-- Start --
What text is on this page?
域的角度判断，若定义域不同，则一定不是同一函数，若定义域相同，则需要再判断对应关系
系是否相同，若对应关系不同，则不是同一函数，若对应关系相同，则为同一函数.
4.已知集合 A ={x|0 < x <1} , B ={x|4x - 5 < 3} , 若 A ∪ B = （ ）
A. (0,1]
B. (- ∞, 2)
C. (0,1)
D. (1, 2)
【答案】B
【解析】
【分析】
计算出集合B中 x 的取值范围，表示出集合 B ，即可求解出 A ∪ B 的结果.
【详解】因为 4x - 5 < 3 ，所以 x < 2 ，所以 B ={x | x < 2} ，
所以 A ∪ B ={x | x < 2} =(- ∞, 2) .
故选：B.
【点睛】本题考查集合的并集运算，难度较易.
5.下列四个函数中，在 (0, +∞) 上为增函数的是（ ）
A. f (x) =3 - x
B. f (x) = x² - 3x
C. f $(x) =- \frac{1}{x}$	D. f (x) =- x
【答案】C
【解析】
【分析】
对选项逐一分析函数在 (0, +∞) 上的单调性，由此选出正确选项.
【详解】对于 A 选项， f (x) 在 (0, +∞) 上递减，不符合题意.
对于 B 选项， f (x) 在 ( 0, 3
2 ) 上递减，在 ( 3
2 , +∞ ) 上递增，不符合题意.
-- End --
**Task brief:**
Retype the whole listing, matching it exactly.

**Expected answer:**
What text is on this page?
域的角度判断，若定义域不同，则一定不是同一函数，若定义域相同，则需要再判断对应关系
系是否相同，若对应关系不同，则不是同一函数，若对应关系相同，则为同一函数.
4.已知集合 A ={x|0 < x <1} , B ={x|4x - 5 < 3} , 若 A ∪ B = （ ）
A. (0,1]
B. (- ∞, 2)
C. (0,1)
D. (1, 2)
【答案】B
【解析】
【分析】
计算出集合B中 x 的取值范围，表示出集合 B ，即可求解出 A ∪ B 的结果.
【详解】因为 4x - 5 < 3 ，所以 x < 2 ，所以 B ={x | x < 2} ，
所以 A ∪ B ={x | x < 2} =(- ∞, 2) .
故选：B.
【点睛】本题考查集合的并集运算，难度较易.
5.下列四个函数中，在 (0, +∞) 上为增函数的是（ ）
A. f (x) =3 - x
B. f (x) = x² - 3x
C. f $(x) =- \frac{1}{x}$	D. f (x) =- x
【答案】C
【解析】
【分析】
对选项逐一分析函数在 (0, +∞) 上的单调性，由此选出正确选项.
【详解】对于 A 选项， f (x) 在 (0, +∞) 上递减，不符合题意.
对于 B 选项， f (x) 在 ( 0, 3
2 ) 上递减，在 ( 3
2 , +∞ ) 上递增，不符合题意.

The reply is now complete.